• **INSTRUCTIONS TO FOLLOW**
Without changing a character, return the entries, but not the images they hold.

• **PROVIDED INFORMATION**

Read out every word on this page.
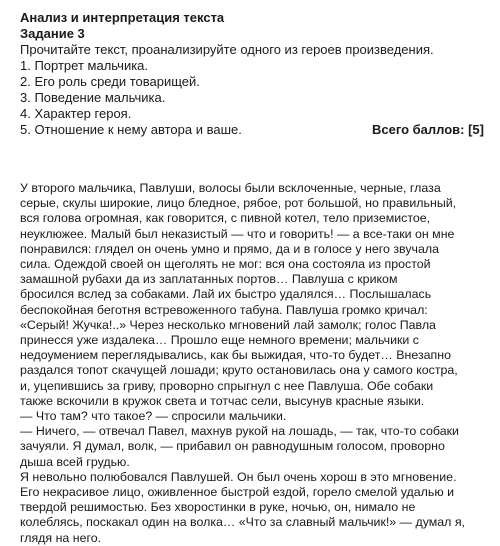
Анализ и интерпретация текста
Задание 3
Прочитайте текст, проанализируйте одного из героев произведения.
1. Портрет мальчика.
2. Его роль среди товарищей.
3. Поведение мальчика.
4. Характер героя.
5. Отношение к нему автора и ваше.	Всего баллов: [5]
У второго мальчика, Павлуши, волосы были всклоченные, черные, глаза
серые, скулы широкие, лицо бледное, рябое, рот большой, но правильный,
вся голова огромная, как говорится, с пивной котел, тело приземистое,
неуклюжее. Малый был неказистый — что и говорить! — а все-таки он мне
понравился: глядел он очень умно и прямо, да и в голосе у него звучала
сила. Одеждой своей он щеголять не мог: вся она состояла из простой
замашной рубахи да из заплатанных портов… Павлуша с криком
бросился вслед за собаками. Лай их быстро удалялся… Послышалась
беспокойная беготня встревоженного табуна. Павлуша громко кричал:
«Серый! Жучка!..» Через несколько мгновений лай замолк; голос Павла
принесся уже издалека… Прошло еще немного времени; мальчики с
недоумением переглядывались, как бы выжидая, что-то будет… Внезапно
раздался топот скачущей лошади; круто остановилась она у самого костра,
и, уцепившись за гриву, проворно спрыгнул с нее Павлуша. Обе собаки
также вскочили в кружок света и тотчас сели, высунув красные языки.
— Что там? что такое? — спросили мальчики.
— Ничего, — отвечал Павел, махнув рукой на лошадь, — так, что-то собаки
зачуяли. Я думал, волк, — прибавил он равнодушным голосом, проворно
дыша всей грудью.
Я невольно полюбовался Павлушей. Он был очень хорош в это мгновение.
Его некрасивое лицо, оживленное быстрой ездой, горело смелой удалью и
твердой решимостью. Без хворостинки в руке, ночью, он, нимало не
колеблясь, поскакал один на волка… «Что за славный мальчик!» — думал я,
глядя на него.
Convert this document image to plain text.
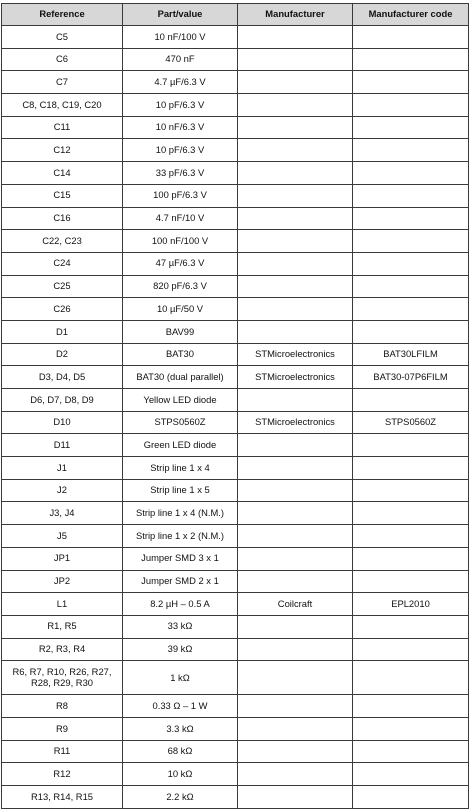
Reference	Part/value	Manufacturer	Manufacturer code
C5	10 nF/100 V		
C6	470 nF		
C7	4.7 µF/6.3 V		
C8, C18, C19, C20	10 pF/6.3 V		
C11	10 nF/6.3 V		
C12	10 pF/6.3 V		
C14	33 pF/6.3 V		
C15	100 pF/6.3 V		
C16	4.7 nF/10 V		
C22, C23	100 nF/100 V		
C24	47 µF/6.3 V		
C25	820 pF/6.3 V		
C26	10 µF/50 V		
D1	BAV99		
D2	BAT30	STMicroelectronics	BAT30LFILM
D3, D4, D5	BAT30 (dual parallel)	STMicroelectronics	BAT30-07P6FILM
D6, D7, D8, D9	Yellow LED diode		
D10	STPS0560Z	STMicroelectronics	STPS0560Z
D11	Green LED diode		
J1	Strip line 1 x 4		
J2	Strip line 1 x 5		
J3, J4	Strip line 1 x 4 (N.M.)		
J5	Strip line 1 x 2 (N.M.)		
JP1	Jumper SMD 3 x 1		
JP2	Jumper SMD 2 x 1		
L1	8.2 µH – 0.5 A	Coilcraft	EPL2010
R1, R5	33 kΩ		
R2, R3, R4	39 kΩ		
R6, R7, R10, R26, R27, R28, R29, R30	1 kΩ		
R8	0.33 Ω – 1 W		
R9	3.3 kΩ		
R11	68 kΩ		
R12	10 kΩ		
R13, R14, R15	2.2 kΩ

• **WRITTEN SOLUTION**
Read out every word on this page.
Анализ и интерпретация текста
Задание 3
Прочитайте текст, проанализируйте одного из героев произведения.
1. Портрет мальчика.
2. Его роль среди товарищей.
3. Поведение мальчика.
4. Характер героя.
5. Отношение к нему автора и ваше.	Всего баллов: [5]
У второго мальчика, Павлуши, волосы были всклоченные, черные, глаза
серые, скулы широкие, лицо бледное, рябое, рот большой, но правильный,
вся голова огромная, как говорится, с пивной котел, тело приземистое,
неуклюжее. Малый был неказистый — что и говорить! — а все-таки он мне
понравился: глядел он очень умно и прямо, да и в голосе у него звучала
сила. Одеждой своей он щеголять не мог: вся она состояла из простой
замашной рубахи да из заплатанных портов… Павлуша с криком
бросился вслед за собаками. Лай их быстро удалялся… Послышалась
беспокойная беготня встревоженного табуна. Павлуша громко кричал:
«Серый! Жучка!..» Через несколько мгновений лай замолк; голос Павла
принесся уже издалека… Прошло еще немного времени; мальчики с
недоумением переглядывались, как бы выжидая, что-то будет… Внезапно
раздался топот скачущей лошади; круто остановилась она у самого костра,
и, уцепившись за гриву, проворно спрыгнул с нее Павлуша. Обе собаки
также вскочили в кружок света и тотчас сели, высунув красные языки.
— Что там? что такое? — спросили мальчики.
— Ничего, — отвечал Павел, махнув рукой на лошадь, — так, что-то собаки
зачуяли. Я думал, волк, — прибавил он равнодушным голосом, проворно
дыша всей грудью.
Я невольно полюбовался Павлушей. Он был очень хорош в это мгновение.
Его некрасивое лицо, оживленное быстрой ездой, горело смелой удалью и
твердой решимостью. Без хворостинки в руке, ночью, он, нимало не
колеблясь, поскакал один на волка… «Что за славный мальчик!» — думал я,
глядя на него.
Convert this document image to plain text.
Reference	Part/value	Manufacturer	Manufacturer code
C5	10 nF/100 V		
C6	470 nF		
C7	4.7 µF/6.3 V		
C8, C18, C19, C20	10 pF/6.3 V		
C11	10 nF/6.3 V		
C12	10 pF/6.3 V		
C14	33 pF/6.3 V		
C15	100 pF/6.3 V		
C16	4.7 nF/10 V		
C22, C23	100 nF/100 V		
C24	47 µF/6.3 V		
C25	820 pF/6.3 V		
C26	10 µF/50 V		
D1	BAV99		
D2	BAT30	STMicroelectronics	BAT30LFILM
D3, D4, D5	BAT30 (dual parallel)	STMicroelectronics	BAT30-07P6FILM
D6, D7, D8, D9	Yellow LED diode		
D10	STPS0560Z	STMicroelectronics	STPS0560Z
D11	Green LED diode		
J1	Strip line 1 x 4		
J2	Strip line 1 x 5		
J3, J4	Strip line 1 x 4 (N.M.)		
J5	Strip line 1 x 2 (N.M.)		
JP1	Jumper SMD 3 x 1		
JP2	Jumper SMD 2 x 1		
L1	8.2 µH – 0.5 A	Coilcraft	EPL2010
R1, R5	33 kΩ		
R2, R3, R4	39 kΩ		
R6, R7, R10, R26, R27, R28, R29, R30	1 kΩ		
R8	0.33 Ω – 1 W		
R9	3.3 kΩ		
R11	68 kΩ		
R12	10 kΩ		
R13, R14, R15	2.2 kΩ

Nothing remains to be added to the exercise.